___ Exercise material

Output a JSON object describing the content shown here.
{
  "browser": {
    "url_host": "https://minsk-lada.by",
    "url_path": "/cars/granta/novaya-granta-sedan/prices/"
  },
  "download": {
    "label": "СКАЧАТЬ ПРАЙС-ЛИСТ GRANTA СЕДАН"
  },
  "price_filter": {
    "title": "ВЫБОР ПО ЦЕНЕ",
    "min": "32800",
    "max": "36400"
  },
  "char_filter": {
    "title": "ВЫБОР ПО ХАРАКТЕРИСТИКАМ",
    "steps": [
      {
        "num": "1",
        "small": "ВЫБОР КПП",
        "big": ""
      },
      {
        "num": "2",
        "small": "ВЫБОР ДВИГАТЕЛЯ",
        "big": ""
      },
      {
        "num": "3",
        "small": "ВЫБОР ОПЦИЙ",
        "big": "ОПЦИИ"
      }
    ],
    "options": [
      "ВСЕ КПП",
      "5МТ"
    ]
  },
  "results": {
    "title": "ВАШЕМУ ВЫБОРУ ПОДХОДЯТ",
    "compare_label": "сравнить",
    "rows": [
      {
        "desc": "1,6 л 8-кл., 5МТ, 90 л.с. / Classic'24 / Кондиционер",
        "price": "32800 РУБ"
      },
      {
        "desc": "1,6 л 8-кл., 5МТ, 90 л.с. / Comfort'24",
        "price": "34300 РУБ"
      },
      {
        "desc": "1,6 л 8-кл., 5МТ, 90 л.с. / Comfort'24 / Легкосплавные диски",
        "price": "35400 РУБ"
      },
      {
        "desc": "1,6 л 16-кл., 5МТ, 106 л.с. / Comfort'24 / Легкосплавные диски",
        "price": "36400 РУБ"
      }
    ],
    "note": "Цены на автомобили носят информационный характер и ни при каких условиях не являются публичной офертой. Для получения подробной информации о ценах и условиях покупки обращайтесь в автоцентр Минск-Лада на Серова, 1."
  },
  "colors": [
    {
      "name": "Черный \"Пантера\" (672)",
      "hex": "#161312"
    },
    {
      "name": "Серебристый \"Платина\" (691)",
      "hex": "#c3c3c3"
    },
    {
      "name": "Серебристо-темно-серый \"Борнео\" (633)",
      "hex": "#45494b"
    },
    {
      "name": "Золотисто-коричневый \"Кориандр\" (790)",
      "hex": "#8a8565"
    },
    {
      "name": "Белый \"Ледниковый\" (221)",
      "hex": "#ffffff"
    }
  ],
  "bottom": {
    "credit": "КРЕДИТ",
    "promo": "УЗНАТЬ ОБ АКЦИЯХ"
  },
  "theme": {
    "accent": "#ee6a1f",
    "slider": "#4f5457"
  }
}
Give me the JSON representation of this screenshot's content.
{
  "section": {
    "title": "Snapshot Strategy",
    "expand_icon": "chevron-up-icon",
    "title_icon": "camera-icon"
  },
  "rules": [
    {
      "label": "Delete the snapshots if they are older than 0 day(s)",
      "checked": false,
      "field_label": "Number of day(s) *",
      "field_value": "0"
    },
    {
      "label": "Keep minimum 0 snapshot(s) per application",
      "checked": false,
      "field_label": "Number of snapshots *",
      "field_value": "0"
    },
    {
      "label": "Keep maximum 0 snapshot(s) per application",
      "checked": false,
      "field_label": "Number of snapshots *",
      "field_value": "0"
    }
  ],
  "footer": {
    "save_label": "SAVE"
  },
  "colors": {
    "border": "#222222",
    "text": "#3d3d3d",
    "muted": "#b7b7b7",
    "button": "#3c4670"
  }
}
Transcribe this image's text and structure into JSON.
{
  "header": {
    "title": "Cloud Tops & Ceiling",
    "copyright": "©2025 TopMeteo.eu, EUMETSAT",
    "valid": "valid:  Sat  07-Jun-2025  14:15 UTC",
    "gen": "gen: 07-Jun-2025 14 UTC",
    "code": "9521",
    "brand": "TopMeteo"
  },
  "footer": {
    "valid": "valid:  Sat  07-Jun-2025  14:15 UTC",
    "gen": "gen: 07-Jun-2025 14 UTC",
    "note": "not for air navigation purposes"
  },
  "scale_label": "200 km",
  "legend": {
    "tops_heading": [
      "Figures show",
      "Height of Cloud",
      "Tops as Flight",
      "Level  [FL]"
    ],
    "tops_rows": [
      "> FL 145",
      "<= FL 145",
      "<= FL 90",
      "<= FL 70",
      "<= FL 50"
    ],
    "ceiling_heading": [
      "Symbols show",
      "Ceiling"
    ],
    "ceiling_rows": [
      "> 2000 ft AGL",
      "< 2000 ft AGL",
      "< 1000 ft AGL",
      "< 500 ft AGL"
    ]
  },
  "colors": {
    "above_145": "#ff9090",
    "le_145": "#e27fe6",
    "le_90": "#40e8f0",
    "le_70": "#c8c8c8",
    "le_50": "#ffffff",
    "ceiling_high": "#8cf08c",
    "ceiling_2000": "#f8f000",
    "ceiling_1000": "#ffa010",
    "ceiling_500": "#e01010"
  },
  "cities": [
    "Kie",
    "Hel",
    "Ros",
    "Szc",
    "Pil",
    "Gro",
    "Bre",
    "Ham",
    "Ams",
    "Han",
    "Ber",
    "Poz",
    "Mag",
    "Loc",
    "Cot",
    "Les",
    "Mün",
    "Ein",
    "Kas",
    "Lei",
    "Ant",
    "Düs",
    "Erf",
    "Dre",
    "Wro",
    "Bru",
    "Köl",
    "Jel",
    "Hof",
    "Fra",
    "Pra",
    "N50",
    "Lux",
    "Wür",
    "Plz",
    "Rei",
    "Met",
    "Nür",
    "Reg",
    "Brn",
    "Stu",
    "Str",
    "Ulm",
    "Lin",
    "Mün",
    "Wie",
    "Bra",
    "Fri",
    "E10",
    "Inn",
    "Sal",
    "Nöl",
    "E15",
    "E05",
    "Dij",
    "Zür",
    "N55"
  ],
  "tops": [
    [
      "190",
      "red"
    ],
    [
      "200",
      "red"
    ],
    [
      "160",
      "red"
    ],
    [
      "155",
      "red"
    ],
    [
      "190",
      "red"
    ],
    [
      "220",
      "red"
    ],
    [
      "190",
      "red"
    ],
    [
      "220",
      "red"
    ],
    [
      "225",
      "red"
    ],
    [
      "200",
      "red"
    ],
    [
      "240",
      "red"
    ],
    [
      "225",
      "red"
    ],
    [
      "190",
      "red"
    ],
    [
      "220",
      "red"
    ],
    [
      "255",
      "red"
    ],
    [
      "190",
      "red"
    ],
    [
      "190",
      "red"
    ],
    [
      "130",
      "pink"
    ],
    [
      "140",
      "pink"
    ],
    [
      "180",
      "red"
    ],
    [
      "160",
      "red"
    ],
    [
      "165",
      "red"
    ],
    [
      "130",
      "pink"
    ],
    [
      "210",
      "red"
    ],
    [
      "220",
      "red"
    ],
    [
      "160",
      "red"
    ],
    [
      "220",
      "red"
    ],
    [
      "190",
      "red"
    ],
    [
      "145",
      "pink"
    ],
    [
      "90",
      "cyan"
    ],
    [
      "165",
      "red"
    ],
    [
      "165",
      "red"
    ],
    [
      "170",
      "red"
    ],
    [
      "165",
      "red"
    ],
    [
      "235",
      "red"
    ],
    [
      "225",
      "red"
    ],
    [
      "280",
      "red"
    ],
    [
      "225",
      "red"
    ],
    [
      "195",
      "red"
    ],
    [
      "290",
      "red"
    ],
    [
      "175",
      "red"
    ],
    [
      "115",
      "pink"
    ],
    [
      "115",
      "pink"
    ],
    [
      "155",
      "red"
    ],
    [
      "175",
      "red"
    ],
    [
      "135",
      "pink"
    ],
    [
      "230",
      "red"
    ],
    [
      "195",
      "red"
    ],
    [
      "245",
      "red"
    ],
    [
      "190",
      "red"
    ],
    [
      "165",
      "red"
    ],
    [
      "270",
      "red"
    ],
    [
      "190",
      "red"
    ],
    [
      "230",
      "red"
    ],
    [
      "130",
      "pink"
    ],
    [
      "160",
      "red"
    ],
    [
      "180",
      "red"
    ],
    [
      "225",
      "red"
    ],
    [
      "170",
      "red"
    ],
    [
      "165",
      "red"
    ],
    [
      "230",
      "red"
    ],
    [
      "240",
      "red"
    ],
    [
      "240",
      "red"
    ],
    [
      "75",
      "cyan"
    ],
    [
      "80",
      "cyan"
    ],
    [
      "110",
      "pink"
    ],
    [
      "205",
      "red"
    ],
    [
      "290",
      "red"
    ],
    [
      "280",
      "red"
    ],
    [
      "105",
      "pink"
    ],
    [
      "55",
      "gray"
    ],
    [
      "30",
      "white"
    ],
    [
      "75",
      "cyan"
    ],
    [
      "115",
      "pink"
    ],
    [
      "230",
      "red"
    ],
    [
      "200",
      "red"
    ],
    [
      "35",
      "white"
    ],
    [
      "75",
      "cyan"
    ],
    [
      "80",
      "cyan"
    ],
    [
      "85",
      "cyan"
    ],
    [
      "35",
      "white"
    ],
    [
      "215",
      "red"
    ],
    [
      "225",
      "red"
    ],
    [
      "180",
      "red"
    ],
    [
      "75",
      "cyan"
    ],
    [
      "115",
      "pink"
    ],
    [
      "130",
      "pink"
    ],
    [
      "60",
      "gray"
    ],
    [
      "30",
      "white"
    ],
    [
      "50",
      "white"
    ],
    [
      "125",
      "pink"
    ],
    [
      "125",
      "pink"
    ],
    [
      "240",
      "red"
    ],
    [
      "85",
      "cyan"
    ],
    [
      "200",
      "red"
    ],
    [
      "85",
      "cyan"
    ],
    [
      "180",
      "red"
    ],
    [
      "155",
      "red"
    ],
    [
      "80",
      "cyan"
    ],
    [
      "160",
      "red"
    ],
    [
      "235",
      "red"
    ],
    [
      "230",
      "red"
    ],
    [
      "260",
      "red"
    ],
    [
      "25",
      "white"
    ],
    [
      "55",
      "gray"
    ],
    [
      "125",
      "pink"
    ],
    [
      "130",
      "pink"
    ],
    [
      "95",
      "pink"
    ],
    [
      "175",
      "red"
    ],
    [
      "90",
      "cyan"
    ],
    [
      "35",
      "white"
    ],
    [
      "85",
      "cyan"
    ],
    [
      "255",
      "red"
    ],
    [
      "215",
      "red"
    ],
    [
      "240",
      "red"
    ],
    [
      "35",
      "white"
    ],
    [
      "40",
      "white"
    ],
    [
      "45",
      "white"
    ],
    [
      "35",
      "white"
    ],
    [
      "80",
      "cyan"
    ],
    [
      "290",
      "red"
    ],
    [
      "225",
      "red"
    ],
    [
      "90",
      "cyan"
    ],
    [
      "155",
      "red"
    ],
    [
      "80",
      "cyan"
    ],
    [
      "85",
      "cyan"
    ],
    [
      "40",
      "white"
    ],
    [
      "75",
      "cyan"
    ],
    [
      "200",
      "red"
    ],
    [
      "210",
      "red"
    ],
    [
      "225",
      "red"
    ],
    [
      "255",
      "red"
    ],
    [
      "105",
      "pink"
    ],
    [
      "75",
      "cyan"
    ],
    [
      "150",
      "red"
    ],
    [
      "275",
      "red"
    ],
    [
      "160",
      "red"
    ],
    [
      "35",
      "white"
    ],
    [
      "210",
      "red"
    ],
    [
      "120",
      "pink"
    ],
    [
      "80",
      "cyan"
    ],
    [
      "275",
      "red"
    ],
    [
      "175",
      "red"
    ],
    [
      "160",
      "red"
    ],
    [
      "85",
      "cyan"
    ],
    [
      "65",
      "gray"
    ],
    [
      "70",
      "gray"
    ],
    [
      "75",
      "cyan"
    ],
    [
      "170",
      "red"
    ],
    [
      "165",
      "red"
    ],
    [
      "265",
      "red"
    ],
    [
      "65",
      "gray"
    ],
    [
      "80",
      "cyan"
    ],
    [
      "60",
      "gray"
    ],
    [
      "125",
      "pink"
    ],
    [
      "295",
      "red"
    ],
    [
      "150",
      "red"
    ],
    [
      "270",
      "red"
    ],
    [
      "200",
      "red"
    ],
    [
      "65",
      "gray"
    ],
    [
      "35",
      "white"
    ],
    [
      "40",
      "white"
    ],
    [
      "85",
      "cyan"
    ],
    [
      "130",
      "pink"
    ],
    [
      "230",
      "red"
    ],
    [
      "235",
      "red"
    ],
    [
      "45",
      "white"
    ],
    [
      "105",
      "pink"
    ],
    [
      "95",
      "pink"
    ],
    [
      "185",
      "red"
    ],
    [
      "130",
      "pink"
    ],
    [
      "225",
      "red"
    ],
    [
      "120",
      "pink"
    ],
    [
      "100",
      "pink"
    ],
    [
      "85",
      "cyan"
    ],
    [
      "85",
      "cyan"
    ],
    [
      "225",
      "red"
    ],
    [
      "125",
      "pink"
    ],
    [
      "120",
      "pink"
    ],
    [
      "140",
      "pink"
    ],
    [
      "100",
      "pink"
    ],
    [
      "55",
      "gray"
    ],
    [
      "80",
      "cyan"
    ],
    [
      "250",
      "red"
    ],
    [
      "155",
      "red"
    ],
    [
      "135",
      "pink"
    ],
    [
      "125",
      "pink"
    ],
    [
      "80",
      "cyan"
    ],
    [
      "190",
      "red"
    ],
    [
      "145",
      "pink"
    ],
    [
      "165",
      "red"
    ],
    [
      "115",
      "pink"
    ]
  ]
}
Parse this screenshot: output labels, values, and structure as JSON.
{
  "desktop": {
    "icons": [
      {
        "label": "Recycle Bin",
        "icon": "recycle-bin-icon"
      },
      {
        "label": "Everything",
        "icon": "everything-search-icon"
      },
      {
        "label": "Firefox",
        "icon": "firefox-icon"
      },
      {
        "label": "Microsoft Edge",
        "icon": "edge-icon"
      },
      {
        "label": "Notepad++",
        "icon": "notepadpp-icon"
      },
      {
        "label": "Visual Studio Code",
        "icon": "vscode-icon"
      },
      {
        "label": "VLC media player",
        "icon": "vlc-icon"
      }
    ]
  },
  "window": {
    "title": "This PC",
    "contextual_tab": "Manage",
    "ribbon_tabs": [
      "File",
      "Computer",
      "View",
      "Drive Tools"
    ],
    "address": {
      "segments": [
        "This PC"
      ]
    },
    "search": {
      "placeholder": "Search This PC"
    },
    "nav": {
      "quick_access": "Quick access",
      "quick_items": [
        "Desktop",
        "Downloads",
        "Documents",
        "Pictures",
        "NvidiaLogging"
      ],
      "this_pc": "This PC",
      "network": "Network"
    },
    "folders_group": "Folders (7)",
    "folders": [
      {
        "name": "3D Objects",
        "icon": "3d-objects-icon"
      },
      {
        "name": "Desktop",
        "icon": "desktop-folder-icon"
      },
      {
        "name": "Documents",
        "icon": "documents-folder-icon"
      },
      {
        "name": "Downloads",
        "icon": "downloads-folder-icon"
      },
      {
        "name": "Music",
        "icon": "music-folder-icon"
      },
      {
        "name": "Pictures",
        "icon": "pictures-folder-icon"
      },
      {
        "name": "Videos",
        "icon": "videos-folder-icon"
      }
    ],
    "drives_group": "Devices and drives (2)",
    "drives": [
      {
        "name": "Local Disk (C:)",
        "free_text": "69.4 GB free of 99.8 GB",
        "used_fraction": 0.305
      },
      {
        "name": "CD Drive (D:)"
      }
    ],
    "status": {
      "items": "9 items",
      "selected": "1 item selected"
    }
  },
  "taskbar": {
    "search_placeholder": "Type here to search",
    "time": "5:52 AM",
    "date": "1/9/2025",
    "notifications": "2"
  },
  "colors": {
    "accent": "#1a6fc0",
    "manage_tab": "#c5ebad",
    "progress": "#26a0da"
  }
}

______

▶ [The problem]: Report the number of lines in the entries above that include the string "screenshot". Give nothing but the number.

▶ [Solved exercise]: 2